• SET PROBLEM:
Exactly as written, print each record in the listing.
^^^^^^^^^^^^^^^^
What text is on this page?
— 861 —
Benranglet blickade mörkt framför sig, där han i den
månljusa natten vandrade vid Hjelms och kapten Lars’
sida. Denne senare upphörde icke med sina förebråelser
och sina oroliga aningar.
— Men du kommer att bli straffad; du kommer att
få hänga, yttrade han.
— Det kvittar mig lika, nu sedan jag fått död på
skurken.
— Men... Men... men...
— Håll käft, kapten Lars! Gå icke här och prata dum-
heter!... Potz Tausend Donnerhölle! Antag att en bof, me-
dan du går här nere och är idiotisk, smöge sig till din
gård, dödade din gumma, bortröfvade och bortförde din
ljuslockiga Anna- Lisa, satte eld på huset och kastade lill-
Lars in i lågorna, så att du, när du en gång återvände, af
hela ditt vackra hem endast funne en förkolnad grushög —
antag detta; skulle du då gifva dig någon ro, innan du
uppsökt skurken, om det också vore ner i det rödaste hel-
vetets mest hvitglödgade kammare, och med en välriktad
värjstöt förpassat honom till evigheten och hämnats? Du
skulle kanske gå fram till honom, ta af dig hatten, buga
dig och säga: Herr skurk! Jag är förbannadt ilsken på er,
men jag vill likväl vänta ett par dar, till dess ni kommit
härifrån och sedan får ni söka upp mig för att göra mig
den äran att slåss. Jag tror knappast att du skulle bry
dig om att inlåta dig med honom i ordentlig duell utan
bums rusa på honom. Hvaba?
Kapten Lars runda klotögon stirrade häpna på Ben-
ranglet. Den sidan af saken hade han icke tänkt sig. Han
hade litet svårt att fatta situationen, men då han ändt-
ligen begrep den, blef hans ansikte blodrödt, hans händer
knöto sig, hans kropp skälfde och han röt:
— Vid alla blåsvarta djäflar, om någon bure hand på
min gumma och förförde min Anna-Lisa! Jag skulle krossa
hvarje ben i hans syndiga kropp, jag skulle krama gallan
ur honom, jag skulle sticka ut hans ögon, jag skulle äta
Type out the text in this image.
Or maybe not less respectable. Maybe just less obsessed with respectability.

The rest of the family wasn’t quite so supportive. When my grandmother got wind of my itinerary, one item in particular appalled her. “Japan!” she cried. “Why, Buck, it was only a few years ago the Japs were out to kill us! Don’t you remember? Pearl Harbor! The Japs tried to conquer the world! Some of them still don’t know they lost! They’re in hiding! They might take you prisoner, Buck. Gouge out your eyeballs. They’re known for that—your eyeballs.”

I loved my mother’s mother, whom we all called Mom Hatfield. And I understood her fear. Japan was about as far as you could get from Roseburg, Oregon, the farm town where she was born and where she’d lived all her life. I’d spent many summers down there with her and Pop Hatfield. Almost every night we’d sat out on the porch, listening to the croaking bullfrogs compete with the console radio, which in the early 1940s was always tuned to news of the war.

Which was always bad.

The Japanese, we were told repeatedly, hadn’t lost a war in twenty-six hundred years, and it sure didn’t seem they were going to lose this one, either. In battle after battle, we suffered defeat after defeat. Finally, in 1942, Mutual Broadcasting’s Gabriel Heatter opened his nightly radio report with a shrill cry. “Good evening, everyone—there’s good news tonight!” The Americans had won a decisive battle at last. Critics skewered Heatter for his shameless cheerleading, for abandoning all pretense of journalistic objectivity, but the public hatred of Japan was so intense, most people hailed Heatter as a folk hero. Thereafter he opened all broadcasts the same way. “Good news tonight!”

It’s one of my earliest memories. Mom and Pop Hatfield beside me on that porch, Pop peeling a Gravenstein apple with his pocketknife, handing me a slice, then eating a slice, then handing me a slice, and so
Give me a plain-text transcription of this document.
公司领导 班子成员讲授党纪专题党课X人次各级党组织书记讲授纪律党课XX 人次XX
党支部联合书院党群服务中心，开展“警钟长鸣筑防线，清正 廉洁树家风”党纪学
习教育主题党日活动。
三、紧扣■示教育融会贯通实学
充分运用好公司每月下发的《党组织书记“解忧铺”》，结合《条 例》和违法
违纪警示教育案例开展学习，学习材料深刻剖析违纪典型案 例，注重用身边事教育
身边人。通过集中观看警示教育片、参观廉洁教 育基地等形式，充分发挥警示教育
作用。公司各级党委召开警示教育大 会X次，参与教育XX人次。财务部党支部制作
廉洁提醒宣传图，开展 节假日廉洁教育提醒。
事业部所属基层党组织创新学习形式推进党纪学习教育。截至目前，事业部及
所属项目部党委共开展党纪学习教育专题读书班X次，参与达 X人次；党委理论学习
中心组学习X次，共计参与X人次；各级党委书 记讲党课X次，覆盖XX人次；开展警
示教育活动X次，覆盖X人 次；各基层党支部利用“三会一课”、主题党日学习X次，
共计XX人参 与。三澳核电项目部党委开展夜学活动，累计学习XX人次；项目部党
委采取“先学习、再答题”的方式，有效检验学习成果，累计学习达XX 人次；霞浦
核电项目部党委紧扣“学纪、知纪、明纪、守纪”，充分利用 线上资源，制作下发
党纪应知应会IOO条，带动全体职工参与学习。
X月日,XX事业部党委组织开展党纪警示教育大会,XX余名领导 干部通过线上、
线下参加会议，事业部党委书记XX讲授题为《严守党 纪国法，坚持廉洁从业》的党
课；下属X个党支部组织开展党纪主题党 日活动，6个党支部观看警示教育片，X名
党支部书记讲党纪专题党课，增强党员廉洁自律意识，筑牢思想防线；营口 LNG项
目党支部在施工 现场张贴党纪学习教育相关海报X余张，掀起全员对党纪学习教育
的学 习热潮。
^^^^^^^^^^^^^^^^
• WORKED ANSWER:
What text is on this page?
— 861 —
Benranglet blickade mörkt framför sig, där han i den
månljusa natten vandrade vid Hjelms och kapten Lars’
sida. Denne senare upphörde icke med sina förebråelser
och sina oroliga aningar.
— Men du kommer att bli straffad; du kommer att
få hänga, yttrade han.
— Det kvittar mig lika, nu sedan jag fått död på
skurken.
— Men... Men... men...
— Håll käft, kapten Lars! Gå icke här och prata dum-
heter!... Potz Tausend Donnerhölle! Antag att en bof, me-
dan du går här nere och är idiotisk, smöge sig till din
gård, dödade din gumma, bortröfvade och bortförde din
ljuslockiga Anna- Lisa, satte eld på huset och kastade lill-
Lars in i lågorna, så att du, när du en gång återvände, af
hela ditt vackra hem endast funne en förkolnad grushög —
antag detta; skulle du då gifva dig någon ro, innan du
uppsökt skurken, om det också vore ner i det rödaste hel-
vetets mest hvitglödgade kammare, och med en välriktad
värjstöt förpassat honom till evigheten och hämnats? Du
skulle kanske gå fram till honom, ta af dig hatten, buga
dig och säga: Herr skurk! Jag är förbannadt ilsken på er,
men jag vill likväl vänta ett par dar, till dess ni kommit
härifrån och sedan får ni söka upp mig för att göra mig
den äran att slåss. Jag tror knappast att du skulle bry
dig om att inlåta dig med honom i ordentlig duell utan
bums rusa på honom. Hvaba?
Kapten Lars runda klotögon stirrade häpna på Ben-
ranglet. Den sidan af saken hade han icke tänkt sig. Han
hade litet svårt att fatta situationen, men då han ändt-
ligen begrep den, blef hans ansikte blodrödt, hans händer
knöto sig, hans kropp skälfde och han röt:
— Vid alla blåsvarta djäflar, om någon bure hand på
min gumma och förförde min Anna-Lisa! Jag skulle krossa
hvarje ben i hans syndiga kropp, jag skulle krama gallan
ur honom, jag skulle sticka ut hans ögon, jag skulle äta
Type out the text in this image.
Or maybe not less respectable. Maybe just less obsessed with respectability.

The rest of the family wasn’t quite so supportive. When my grandmother got wind of my itinerary, one item in particular appalled her. “Japan!” she cried. “Why, Buck, it was only a few years ago the Japs were out to kill us! Don’t you remember? Pearl Harbor! The Japs tried to conquer the world! Some of them still don’t know they lost! They’re in hiding! They might take you prisoner, Buck. Gouge out your eyeballs. They’re known for that—your eyeballs.”

I loved my mother’s mother, whom we all called Mom Hatfield. And I understood her fear. Japan was about as far as you could get from Roseburg, Oregon, the farm town where she was born and where she’d lived all her life. I’d spent many summers down there with her and Pop Hatfield. Almost every night we’d sat out on the porch, listening to the croaking bullfrogs compete with the console radio, which in the early 1940s was always tuned to news of the war.

Which was always bad.

The Japanese, we were told repeatedly, hadn’t lost a war in twenty-six hundred years, and it sure didn’t seem they were going to lose this one, either. In battle after battle, we suffered defeat after defeat. Finally, in 1942, Mutual Broadcasting’s Gabriel Heatter opened his nightly radio report with a shrill cry. “Good evening, everyone—there’s good news tonight!” The Americans had won a decisive battle at last. Critics skewered Heatter for his shameless cheerleading, for abandoning all pretense of journalistic objectivity, but the public hatred of Japan was so intense, most people hailed Heatter as a folk hero. Thereafter he opened all broadcasts the same way. “Good news tonight!”

It’s one of my earliest memories. Mom and Pop Hatfield beside me on that porch, Pop peeling a Gravenstein apple with his pocketknife, handing me a slice, then eating a slice, then handing me a slice, and so
Give me a plain-text transcription of this document.
公司领导 班子成员讲授党纪专题党课X人次各级党组织书记讲授纪律党课XX 人次XX
党支部联合书院党群服务中心，开展“警钟长鸣筑防线，清正 廉洁树家风”党纪学
习教育主题党日活动。
三、紧扣■示教育融会贯通实学
充分运用好公司每月下发的《党组织书记“解忧铺”》，结合《条 例》和违法
违纪警示教育案例开展学习，学习材料深刻剖析违纪典型案 例，注重用身边事教育
身边人。通过集中观看警示教育片、参观廉洁教 育基地等形式，充分发挥警示教育
作用。公司各级党委召开警示教育大 会X次，参与教育XX人次。财务部党支部制作
廉洁提醒宣传图，开展 节假日廉洁教育提醒。
事业部所属基层党组织创新学习形式推进党纪学习教育。截至目前，事业部及
所属项目部党委共开展党纪学习教育专题读书班X次，参与达 X人次；党委理论学习
中心组学习X次，共计参与X人次；各级党委书 记讲党课X次，覆盖XX人次；开展警
示教育活动X次，覆盖X人 次；各基层党支部利用“三会一课”、主题党日学习X次，
共计XX人参 与。三澳核电项目部党委开展夜学活动，累计学习XX人次；项目部党
委采取“先学习、再答题”的方式，有效检验学习成果，累计学习达XX 人次；霞浦
核电项目部党委紧扣“学纪、知纪、明纪、守纪”，充分利用 线上资源，制作下发
党纪应知应会IOO条，带动全体职工参与学习。
X月日,XX事业部党委组织开展党纪警示教育大会,XX余名领导 干部通过线上、
线下参加会议，事业部党委书记XX讲授题为《严守党 纪国法，坚持廉洁从业》的党
课；下属X个党支部组织开展党纪主题党 日活动，6个党支部观看警示教育片，X名
党支部书记讲党纪专题党课，增强党员廉洁自律意识，筑牢思想防线；营口 LNG项
目党支部在施工 现场张贴党纪学习教育相关海报X余张，掀起全员对党纪学习教育
的学 习热潮。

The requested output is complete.